Task prompt>
Locate the lines where "subtitle" occurs and copy them as they stand.

Records:
++++++++

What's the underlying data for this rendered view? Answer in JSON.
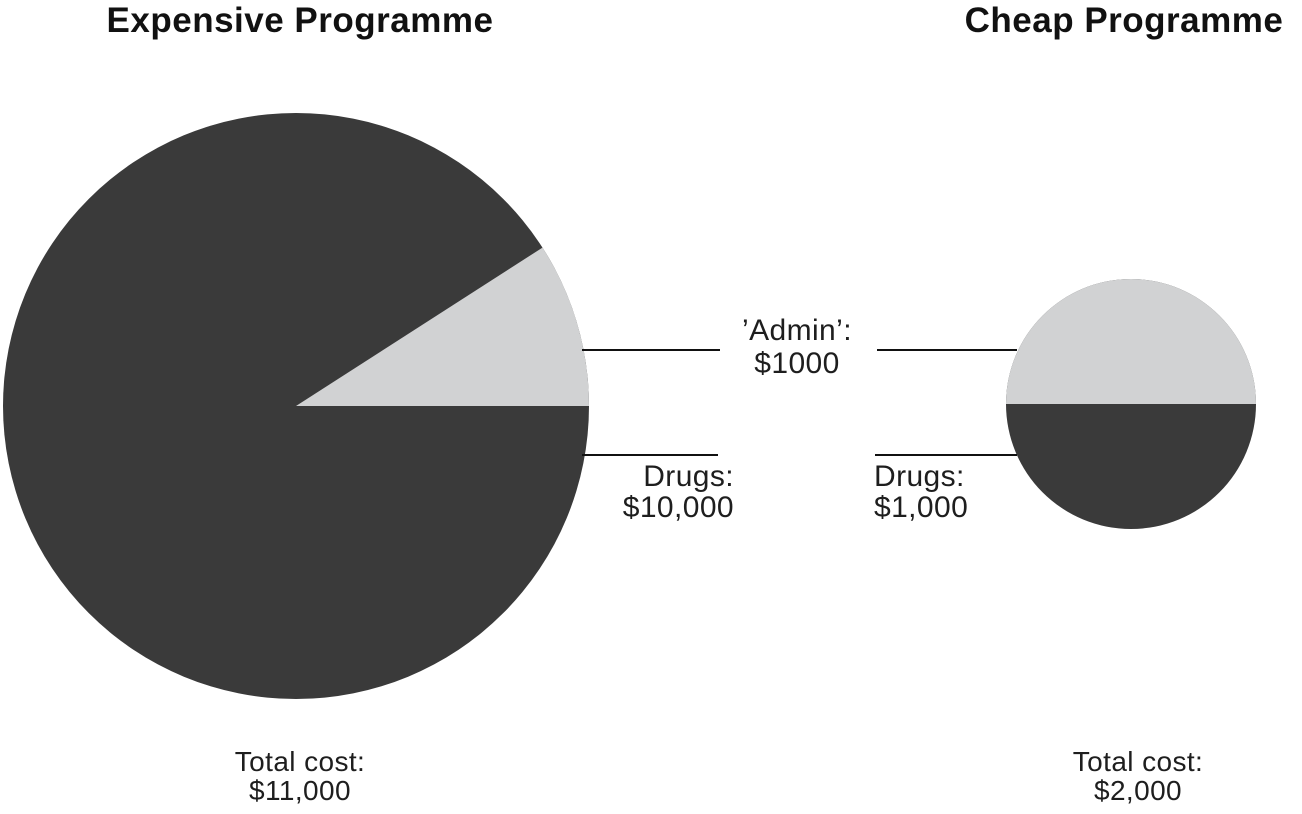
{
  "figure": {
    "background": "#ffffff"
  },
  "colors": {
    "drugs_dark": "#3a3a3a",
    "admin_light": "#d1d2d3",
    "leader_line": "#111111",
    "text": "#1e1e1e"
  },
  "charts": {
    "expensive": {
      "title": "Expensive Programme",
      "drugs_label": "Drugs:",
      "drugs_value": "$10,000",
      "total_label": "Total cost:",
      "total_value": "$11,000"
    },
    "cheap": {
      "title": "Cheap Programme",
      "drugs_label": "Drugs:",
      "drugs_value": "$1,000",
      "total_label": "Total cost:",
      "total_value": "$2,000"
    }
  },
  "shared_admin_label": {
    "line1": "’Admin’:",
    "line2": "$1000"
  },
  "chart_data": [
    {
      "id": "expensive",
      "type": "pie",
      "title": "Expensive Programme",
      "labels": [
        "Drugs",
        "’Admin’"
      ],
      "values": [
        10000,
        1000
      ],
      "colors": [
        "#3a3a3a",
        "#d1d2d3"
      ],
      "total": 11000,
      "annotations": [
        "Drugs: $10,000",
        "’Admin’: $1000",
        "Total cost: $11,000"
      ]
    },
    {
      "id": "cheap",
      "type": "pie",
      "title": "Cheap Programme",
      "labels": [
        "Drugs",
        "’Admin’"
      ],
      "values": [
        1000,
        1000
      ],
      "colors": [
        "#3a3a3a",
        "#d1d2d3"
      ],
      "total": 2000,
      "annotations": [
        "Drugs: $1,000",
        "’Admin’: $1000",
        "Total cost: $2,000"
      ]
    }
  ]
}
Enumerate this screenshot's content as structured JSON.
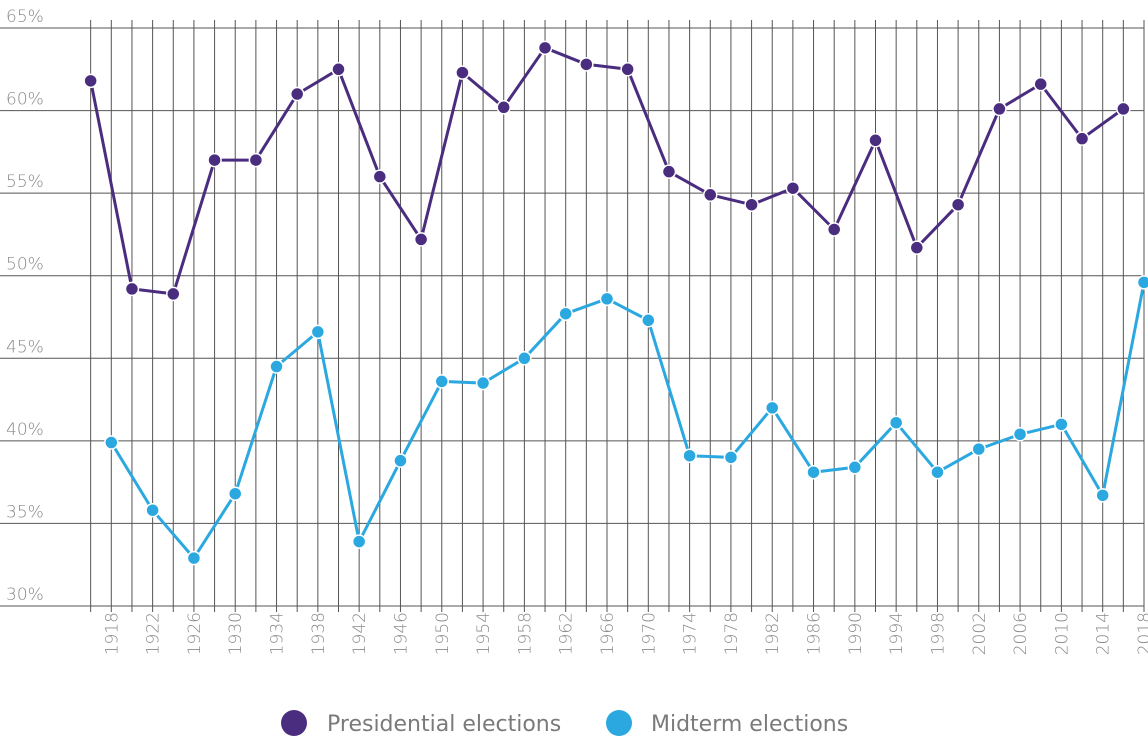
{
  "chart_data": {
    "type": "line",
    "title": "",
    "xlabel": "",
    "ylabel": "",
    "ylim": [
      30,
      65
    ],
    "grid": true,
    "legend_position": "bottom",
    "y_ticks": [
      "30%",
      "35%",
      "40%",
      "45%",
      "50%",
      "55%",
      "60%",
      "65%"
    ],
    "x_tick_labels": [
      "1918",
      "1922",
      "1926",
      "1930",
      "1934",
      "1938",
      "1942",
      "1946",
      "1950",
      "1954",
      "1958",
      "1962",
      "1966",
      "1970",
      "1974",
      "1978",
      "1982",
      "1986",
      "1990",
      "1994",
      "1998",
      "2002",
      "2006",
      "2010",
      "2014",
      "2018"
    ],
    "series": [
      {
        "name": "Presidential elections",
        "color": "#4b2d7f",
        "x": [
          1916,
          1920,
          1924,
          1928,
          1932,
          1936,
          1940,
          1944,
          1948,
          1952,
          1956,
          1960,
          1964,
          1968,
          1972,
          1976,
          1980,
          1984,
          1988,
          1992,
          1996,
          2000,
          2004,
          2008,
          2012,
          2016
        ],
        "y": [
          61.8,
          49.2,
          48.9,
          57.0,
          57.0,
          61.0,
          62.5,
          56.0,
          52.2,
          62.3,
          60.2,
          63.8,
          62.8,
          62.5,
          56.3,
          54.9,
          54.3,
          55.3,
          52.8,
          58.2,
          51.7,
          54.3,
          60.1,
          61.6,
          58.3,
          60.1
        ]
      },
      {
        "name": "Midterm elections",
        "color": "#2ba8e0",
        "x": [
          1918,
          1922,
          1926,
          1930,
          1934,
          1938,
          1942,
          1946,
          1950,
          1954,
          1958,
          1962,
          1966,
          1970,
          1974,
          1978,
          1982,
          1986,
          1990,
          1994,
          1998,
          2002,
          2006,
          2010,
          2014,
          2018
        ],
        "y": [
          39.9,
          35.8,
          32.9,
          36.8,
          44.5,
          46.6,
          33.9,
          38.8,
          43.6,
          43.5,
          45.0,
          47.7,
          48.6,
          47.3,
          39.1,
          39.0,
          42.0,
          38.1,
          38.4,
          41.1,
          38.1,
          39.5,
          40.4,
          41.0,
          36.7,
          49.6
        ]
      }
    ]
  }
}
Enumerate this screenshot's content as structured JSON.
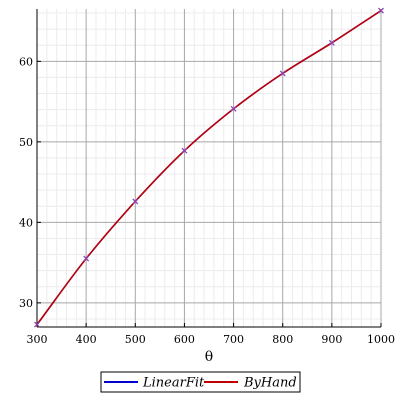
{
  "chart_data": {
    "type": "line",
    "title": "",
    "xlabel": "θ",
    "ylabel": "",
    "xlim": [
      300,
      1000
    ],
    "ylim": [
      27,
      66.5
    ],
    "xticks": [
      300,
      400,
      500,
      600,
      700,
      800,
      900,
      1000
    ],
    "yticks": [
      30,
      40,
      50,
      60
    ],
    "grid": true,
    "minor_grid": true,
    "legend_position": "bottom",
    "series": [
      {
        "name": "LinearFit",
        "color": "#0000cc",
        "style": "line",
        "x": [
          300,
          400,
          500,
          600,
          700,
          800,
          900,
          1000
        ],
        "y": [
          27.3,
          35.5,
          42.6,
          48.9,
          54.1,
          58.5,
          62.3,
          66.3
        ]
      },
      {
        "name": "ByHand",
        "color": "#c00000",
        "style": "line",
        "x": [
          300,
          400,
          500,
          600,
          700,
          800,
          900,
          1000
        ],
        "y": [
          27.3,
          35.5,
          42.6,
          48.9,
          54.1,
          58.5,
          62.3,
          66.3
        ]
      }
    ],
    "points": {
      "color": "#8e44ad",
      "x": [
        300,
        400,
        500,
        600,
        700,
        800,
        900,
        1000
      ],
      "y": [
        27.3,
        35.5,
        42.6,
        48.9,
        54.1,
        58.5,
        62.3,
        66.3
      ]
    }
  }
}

++++++++

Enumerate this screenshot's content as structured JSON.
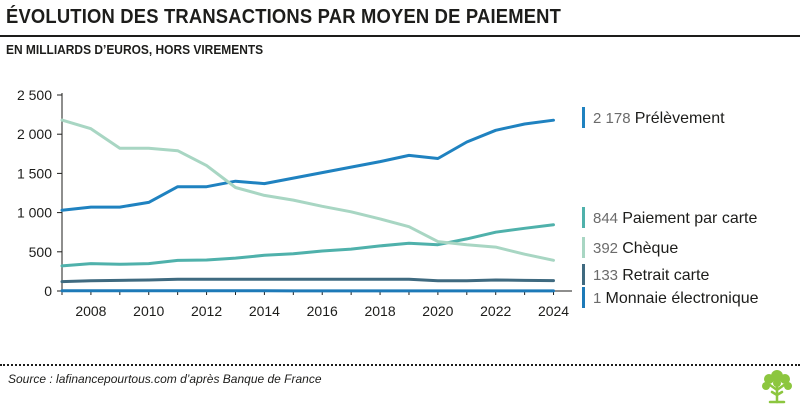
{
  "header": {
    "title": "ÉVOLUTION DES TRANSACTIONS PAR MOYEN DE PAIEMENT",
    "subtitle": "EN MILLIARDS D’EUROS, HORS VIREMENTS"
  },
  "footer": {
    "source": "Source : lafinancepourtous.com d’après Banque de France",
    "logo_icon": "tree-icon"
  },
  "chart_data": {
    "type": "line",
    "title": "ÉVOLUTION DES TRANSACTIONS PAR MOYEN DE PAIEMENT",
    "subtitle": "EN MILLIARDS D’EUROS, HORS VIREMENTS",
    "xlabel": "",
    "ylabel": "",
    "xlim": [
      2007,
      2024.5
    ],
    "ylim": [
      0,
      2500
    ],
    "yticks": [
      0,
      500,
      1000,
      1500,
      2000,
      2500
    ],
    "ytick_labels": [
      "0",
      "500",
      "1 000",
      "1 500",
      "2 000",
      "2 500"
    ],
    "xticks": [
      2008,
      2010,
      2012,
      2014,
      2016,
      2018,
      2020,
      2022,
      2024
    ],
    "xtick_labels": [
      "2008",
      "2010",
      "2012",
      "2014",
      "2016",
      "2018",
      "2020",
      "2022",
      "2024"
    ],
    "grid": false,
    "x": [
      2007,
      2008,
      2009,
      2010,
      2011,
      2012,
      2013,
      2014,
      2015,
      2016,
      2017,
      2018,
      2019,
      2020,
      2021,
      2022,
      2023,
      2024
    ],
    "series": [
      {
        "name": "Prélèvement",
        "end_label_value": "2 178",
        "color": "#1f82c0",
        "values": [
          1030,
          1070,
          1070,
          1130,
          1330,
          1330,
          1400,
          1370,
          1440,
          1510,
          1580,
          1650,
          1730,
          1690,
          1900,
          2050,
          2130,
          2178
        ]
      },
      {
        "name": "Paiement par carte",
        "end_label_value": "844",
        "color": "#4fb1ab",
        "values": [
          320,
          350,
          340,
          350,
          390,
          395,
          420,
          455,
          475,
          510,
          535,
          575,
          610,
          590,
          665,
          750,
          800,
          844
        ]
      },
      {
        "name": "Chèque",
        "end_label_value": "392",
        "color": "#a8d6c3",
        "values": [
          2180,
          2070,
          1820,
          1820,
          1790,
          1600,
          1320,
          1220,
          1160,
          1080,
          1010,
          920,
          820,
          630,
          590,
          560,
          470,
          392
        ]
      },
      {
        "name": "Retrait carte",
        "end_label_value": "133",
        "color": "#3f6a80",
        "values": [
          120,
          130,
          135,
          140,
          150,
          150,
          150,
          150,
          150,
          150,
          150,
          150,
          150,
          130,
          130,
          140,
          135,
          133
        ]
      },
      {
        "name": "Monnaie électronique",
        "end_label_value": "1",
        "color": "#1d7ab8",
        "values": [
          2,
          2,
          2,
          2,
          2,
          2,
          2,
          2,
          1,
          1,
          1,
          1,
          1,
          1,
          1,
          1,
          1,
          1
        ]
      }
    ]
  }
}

++++++++

Solution>
    "subtitle": "EN MILLIARDS D’EUROS, HORS VIREMENTS"
    "subtitle": "EN MILLIARDS D’EUROS, HORS VIREMENTS",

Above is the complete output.